Stored data
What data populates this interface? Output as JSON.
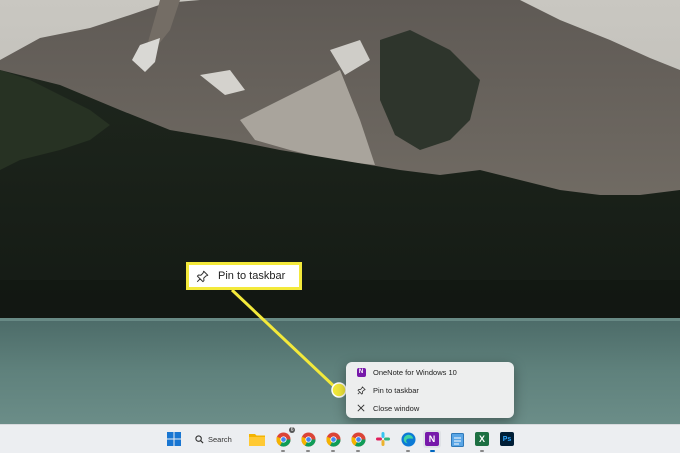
{
  "taskbar": {
    "search_label": "Search",
    "apps": [
      {
        "icon": "windows-start-icon"
      },
      {
        "icon": "file-explorer-icon"
      },
      {
        "icon": "chrome-icon",
        "badge": "6"
      },
      {
        "icon": "chrome-icon"
      },
      {
        "icon": "chrome-icon"
      },
      {
        "icon": "chrome-icon"
      },
      {
        "icon": "slack-icon"
      },
      {
        "icon": "edge-icon"
      },
      {
        "icon": "onenote-icon",
        "label": "N"
      },
      {
        "icon": "notepad-icon"
      },
      {
        "icon": "excel-icon",
        "label": "X"
      },
      {
        "icon": "photoshop-icon",
        "label": "Ps"
      }
    ]
  },
  "jumplist": {
    "app_name": "OneNote for Windows 10",
    "pin_label": "Pin to taskbar",
    "close_label": "Close window"
  },
  "callout": {
    "label": "Pin to taskbar",
    "accent_color": "#f3e93b"
  },
  "colors": {
    "onenote": "#7719aa",
    "excel": "#1d6f42",
    "photoshop": "#001e36",
    "edge": "#0c7ad6"
  }
}
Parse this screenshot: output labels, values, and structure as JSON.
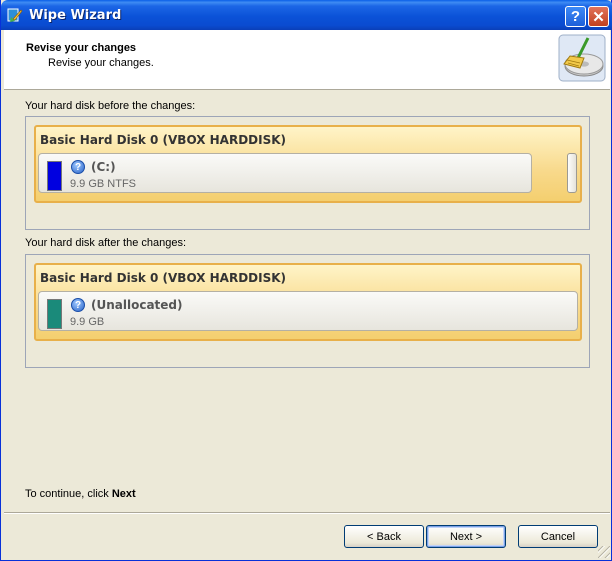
{
  "window": {
    "title": "Wipe Wizard",
    "help_label": "?",
    "close_label": "✕"
  },
  "header": {
    "title": "Revise your changes",
    "subtitle": "Revise your changes.",
    "icon": "disk-broom-icon"
  },
  "before": {
    "label": "Your hard disk before the changes:",
    "disk_title": "Basic Hard Disk 0 (VBOX HARDDISK)",
    "partition": {
      "name": "(C:)",
      "size": "9.9 GB NTFS",
      "color": "#0000e0"
    }
  },
  "after": {
    "label": "Your hard disk after the changes:",
    "disk_title": "Basic Hard Disk 0 (VBOX HARDDISK)",
    "partition": {
      "name": "(Unallocated)",
      "size": "9.9 GB",
      "color": "#1a8a7a"
    }
  },
  "footer": {
    "text": "To continue, click ",
    "bold": "Next"
  },
  "buttons": {
    "back": "< Back",
    "next": "Next >",
    "cancel": "Cancel"
  },
  "colors": {
    "titlebar": "#0b52d8",
    "disk_panel": "#f8d98b",
    "dialog_bg": "#ece9d8"
  }
}
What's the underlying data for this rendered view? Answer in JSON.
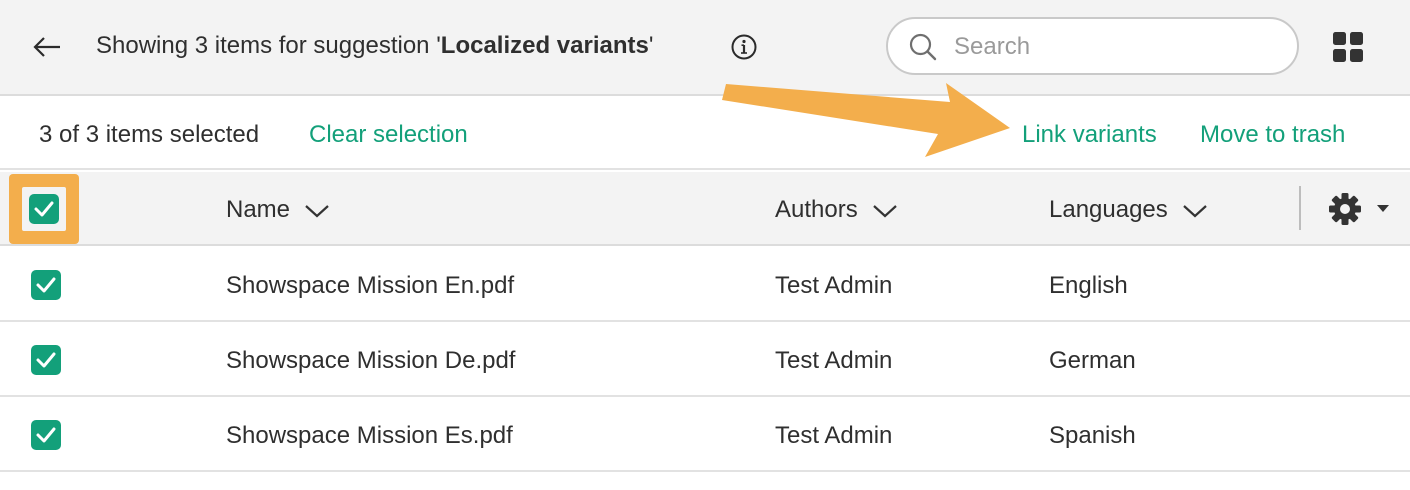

> _Exercise requirements_
Print all of the entries word for word. Omit the pictures they contain.

> _Answer to the task_
What data populates this interface? Output as JSON.
{
  "taskbar": {
    "search_label": "Search",
    "apps": [
      {
        "icon": "windows-start-icon"
      },
      {
        "icon": "file-explorer-icon"
      },
      {
        "icon": "chrome-icon",
        "badge": "6"
      },
      {
        "icon": "chrome-icon"
      },
      {
        "icon": "chrome-icon"
      },
      {
        "icon": "chrome-icon"
      },
      {
        "icon": "slack-icon"
      },
      {
        "icon": "edge-icon"
      },
      {
        "icon": "onenote-icon",
        "label": "N"
      },
      {
        "icon": "notepad-icon"
      },
      {
        "icon": "excel-icon",
        "label": "X"
      },
      {
        "icon": "photoshop-icon",
        "label": "Ps"
      }
    ]
  },
  "jumplist": {
    "app_name": "OneNote for Windows 10",
    "pin_label": "Pin to taskbar",
    "close_label": "Close window"
  },
  "callout": {
    "label": "Pin to taskbar",
    "accent_color": "#f3e93b"
  },
  "colors": {
    "onenote": "#7719aa",
    "excel": "#1d6f42",
    "photoshop": "#001e36",
    "edge": "#0c7ad6"
  }
}
Parse this screenshot: output labels, values, and structure as JSON.
{
  "window": {
    "title": "Wipe Wizard",
    "help_label": "?",
    "close_label": "✕"
  },
  "header": {
    "title": "Revise your changes",
    "subtitle": "Revise your changes.",
    "icon": "disk-broom-icon"
  },
  "before": {
    "label": "Your hard disk before the changes:",
    "disk_title": "Basic Hard Disk 0 (VBOX HARDDISK)",
    "partition": {
      "name": "(C:)",
      "size": "9.9 GB NTFS",
      "color": "#0000e0"
    }
  },
  "after": {
    "label": "Your hard disk after the changes:",
    "disk_title": "Basic Hard Disk 0 (VBOX HARDDISK)",
    "partition": {
      "name": "(Unallocated)",
      "size": "9.9 GB",
      "color": "#1a8a7a"
    }
  },
  "footer": {
    "text": "To continue, click ",
    "bold": "Next"
  },
  "buttons": {
    "back": "< Back",
    "next": "Next >",
    "cancel": "Cancel"
  },
  "colors": {
    "titlebar": "#0b52d8",
    "disk_panel": "#f8d98b",
    "dialog_bg": "#ece9d8"
  }
}
What's the underlying data for this rendered view? Answer in JSON.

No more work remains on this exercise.